====== Extracted records ======
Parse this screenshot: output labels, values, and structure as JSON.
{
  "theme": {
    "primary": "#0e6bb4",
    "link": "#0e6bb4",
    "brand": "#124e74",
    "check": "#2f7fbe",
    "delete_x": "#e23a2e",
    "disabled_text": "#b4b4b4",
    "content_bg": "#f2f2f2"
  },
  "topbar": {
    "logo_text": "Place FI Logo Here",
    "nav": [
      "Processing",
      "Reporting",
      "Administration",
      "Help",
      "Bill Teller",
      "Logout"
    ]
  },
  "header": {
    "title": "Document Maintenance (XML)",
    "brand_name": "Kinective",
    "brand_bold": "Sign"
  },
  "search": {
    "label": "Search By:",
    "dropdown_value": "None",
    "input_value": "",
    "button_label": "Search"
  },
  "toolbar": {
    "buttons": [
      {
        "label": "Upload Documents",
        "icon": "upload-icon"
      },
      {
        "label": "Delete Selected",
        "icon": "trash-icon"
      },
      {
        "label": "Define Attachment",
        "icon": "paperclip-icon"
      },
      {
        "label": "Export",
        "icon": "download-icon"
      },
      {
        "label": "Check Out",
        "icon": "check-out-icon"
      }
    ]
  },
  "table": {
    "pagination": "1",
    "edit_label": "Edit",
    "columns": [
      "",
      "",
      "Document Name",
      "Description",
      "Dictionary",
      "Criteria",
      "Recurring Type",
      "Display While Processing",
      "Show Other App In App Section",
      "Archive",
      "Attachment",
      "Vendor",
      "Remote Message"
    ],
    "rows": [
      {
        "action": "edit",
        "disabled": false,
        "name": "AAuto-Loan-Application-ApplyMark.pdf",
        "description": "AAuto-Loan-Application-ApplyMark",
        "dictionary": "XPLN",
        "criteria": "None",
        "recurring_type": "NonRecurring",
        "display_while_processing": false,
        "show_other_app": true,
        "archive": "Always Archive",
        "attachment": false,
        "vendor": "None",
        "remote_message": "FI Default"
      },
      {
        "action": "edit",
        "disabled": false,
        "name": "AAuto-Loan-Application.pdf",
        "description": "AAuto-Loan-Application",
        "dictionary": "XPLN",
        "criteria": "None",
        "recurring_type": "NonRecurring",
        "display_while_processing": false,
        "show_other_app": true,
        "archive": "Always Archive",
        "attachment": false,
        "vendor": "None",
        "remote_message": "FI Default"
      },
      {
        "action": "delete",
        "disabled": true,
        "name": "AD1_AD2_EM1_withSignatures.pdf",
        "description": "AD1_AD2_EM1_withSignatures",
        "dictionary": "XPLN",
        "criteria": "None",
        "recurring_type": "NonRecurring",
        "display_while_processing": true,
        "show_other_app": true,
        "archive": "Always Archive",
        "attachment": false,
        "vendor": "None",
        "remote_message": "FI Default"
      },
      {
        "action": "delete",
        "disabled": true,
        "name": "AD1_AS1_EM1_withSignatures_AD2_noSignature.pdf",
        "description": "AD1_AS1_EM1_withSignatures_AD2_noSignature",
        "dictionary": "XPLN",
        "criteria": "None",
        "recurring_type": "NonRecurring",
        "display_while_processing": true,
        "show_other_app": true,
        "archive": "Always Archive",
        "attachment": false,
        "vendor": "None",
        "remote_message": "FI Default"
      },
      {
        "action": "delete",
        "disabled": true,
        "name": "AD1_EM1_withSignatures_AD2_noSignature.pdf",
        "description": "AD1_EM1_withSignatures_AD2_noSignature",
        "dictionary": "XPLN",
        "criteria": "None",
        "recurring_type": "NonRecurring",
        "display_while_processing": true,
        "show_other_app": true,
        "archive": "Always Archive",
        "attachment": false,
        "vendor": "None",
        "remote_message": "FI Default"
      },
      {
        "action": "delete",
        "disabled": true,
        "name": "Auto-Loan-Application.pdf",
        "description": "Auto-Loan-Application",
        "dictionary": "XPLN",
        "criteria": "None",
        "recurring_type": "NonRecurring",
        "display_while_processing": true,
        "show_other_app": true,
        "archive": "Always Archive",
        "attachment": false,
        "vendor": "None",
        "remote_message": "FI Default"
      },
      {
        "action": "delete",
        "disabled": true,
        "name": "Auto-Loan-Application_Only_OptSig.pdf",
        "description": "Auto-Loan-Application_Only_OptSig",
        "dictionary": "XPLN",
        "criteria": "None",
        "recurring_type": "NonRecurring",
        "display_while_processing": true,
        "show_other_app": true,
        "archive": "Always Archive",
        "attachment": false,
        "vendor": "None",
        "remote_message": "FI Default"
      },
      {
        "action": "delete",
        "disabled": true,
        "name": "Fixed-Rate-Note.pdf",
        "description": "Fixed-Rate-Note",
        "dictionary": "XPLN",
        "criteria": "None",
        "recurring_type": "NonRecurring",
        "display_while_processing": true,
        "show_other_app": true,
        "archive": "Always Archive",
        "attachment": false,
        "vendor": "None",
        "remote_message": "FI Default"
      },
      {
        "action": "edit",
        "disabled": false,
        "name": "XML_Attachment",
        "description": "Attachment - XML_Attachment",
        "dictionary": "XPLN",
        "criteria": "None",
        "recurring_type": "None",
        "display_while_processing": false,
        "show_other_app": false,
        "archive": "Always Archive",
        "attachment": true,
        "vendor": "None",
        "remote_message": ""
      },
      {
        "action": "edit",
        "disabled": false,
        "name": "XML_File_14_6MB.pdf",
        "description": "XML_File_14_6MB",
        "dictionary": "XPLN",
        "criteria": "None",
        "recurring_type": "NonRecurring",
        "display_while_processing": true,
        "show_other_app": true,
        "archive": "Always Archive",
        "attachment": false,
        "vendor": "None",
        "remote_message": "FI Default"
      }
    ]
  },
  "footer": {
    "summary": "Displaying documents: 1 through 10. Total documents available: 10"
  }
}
======
> _Exercise_:
Set down the listing above in full, please, exactly as it appears.

> _The answer_:
Parse this screenshot: output labels, values, and structure as JSON.
{
  "theme": {
    "primary": "#0e6bb4",
    "link": "#0e6bb4",
    "brand": "#124e74",
    "check": "#2f7fbe",
    "delete_x": "#e23a2e",
    "disabled_text": "#b4b4b4",
    "content_bg": "#f2f2f2"
  },
  "topbar": {
    "logo_text": "Place FI Logo Here",
    "nav": [
      "Processing",
      "Reporting",
      "Administration",
      "Help",
      "Bill Teller",
      "Logout"
    ]
  },
  "header": {
    "title": "Document Maintenance (XML)",
    "brand_name": "Kinective",
    "brand_bold": "Sign"
  },
  "search": {
    "label": "Search By:",
    "dropdown_value": "None",
    "input_value": "",
    "button_label": "Search"
  },
  "toolbar": {
    "buttons": [
      {
        "label": "Upload Documents",
        "icon": "upload-icon"
      },
      {
        "label": "Delete Selected",
        "icon": "trash-icon"
      },
      {
        "label": "Define Attachment",
        "icon": "paperclip-icon"
      },
      {
        "label": "Export",
        "icon": "download-icon"
      },
      {
        "label": "Check Out",
        "icon": "check-out-icon"
      }
    ]
  },
  "table": {
    "pagination": "1",
    "edit_label": "Edit",
    "columns": [
      "",
      "",
      "Document Name",
      "Description",
      "Dictionary",
      "Criteria",
      "Recurring Type",
      "Display While Processing",
      "Show Other App In App Section",
      "Archive",
      "Attachment",
      "Vendor",
      "Remote Message"
    ],
    "rows": [
      {
        "action": "edit",
        "disabled": false,
        "name": "AAuto-Loan-Application-ApplyMark.pdf",
        "description": "AAuto-Loan-Application-ApplyMark",
        "dictionary": "XPLN",
        "criteria": "None",
        "recurring_type": "NonRecurring",
        "display_while_processing": false,
        "show_other_app": true,
        "archive": "Always Archive",
        "attachment": false,
        "vendor": "None",
        "remote_message": "FI Default"
      },
      {
        "action": "edit",
        "disabled": false,
        "name": "AAuto-Loan-Application.pdf",
        "description": "AAuto-Loan-Application",
        "dictionary": "XPLN",
        "criteria": "None",
        "recurring_type": "NonRecurring",
        "display_while_processing": false,
        "show_other_app": true,
        "archive": "Always Archive",
        "attachment": false,
        "vendor": "None",
        "remote_message": "FI Default"
      },
      {
        "action": "delete",
        "disabled": true,
        "name": "AD1_AD2_EM1_withSignatures.pdf",
        "description": "AD1_AD2_EM1_withSignatures",
        "dictionary": "XPLN",
        "criteria": "None",
        "recurring_type": "NonRecurring",
        "display_while_processing": true,
        "show_other_app": true,
        "archive": "Always Archive",
        "attachment": false,
        "vendor": "None",
        "remote_message": "FI Default"
      },
      {
        "action": "delete",
        "disabled": true,
        "name": "AD1_AS1_EM1_withSignatures_AD2_noSignature.pdf",
        "description": "AD1_AS1_EM1_withSignatures_AD2_noSignature",
        "dictionary": "XPLN",
        "criteria": "None",
        "recurring_type": "NonRecurring",
        "display_while_processing": true,
        "show_other_app": true,
        "archive": "Always Archive",
        "attachment": false,
        "vendor": "None",
        "remote_message": "FI Default"
      },
      {
        "action": "delete",
        "disabled": true,
        "name": "AD1_EM1_withSignatures_AD2_noSignature.pdf",
        "description": "AD1_EM1_withSignatures_AD2_noSignature",
        "dictionary": "XPLN",
        "criteria": "None",
        "recurring_type": "NonRecurring",
        "display_while_processing": true,
        "show_other_app": true,
        "archive": "Always Archive",
        "attachment": false,
        "vendor": "None",
        "remote_message": "FI Default"
      },
      {
        "action": "delete",
        "disabled": true,
        "name": "Auto-Loan-Application.pdf",
        "description": "Auto-Loan-Application",
        "dictionary": "XPLN",
        "criteria": "None",
        "recurring_type": "NonRecurring",
        "display_while_processing": true,
        "show_other_app": true,
        "archive": "Always Archive",
        "attachment": false,
        "vendor": "None",
        "remote_message": "FI Default"
      },
      {
        "action": "delete",
        "disabled": true,
        "name": "Auto-Loan-Application_Only_OptSig.pdf",
        "description": "Auto-Loan-Application_Only_OptSig",
        "dictionary": "XPLN",
        "criteria": "None",
        "recurring_type": "NonRecurring",
        "display_while_processing": true,
        "show_other_app": true,
        "archive": "Always Archive",
        "attachment": false,
        "vendor": "None",
        "remote_message": "FI Default"
      },
      {
        "action": "delete",
        "disabled": true,
        "name": "Fixed-Rate-Note.pdf",
        "description": "Fixed-Rate-Note",
        "dictionary": "XPLN",
        "criteria": "None",
        "recurring_type": "NonRecurring",
        "display_while_processing": true,
        "show_other_app": true,
        "archive": "Always Archive",
        "attachment": false,
        "vendor": "None",
        "remote_message": "FI Default"
      },
      {
        "action": "edit",
        "disabled": false,
        "name": "XML_Attachment",
        "description": "Attachment - XML_Attachment",
        "dictionary": "XPLN",
        "criteria": "None",
        "recurring_type": "None",
        "display_while_processing": false,
        "show_other_app": false,
        "archive": "Always Archive",
        "attachment": true,
        "vendor": "None",
        "remote_message": ""
      },
      {
        "action": "edit",
        "disabled": false,
        "name": "XML_File_14_6MB.pdf",
        "description": "XML_File_14_6MB",
        "dictionary": "XPLN",
        "criteria": "None",
        "recurring_type": "NonRecurring",
        "display_while_processing": true,
        "show_other_app": true,
        "archive": "Always Archive",
        "attachment": false,
        "vendor": "None",
        "remote_message": "FI Default"
      }
    ]
  },
  "footer": {
    "summary": "Displaying documents: 1 through 10. Total documents available: 10"
  }
}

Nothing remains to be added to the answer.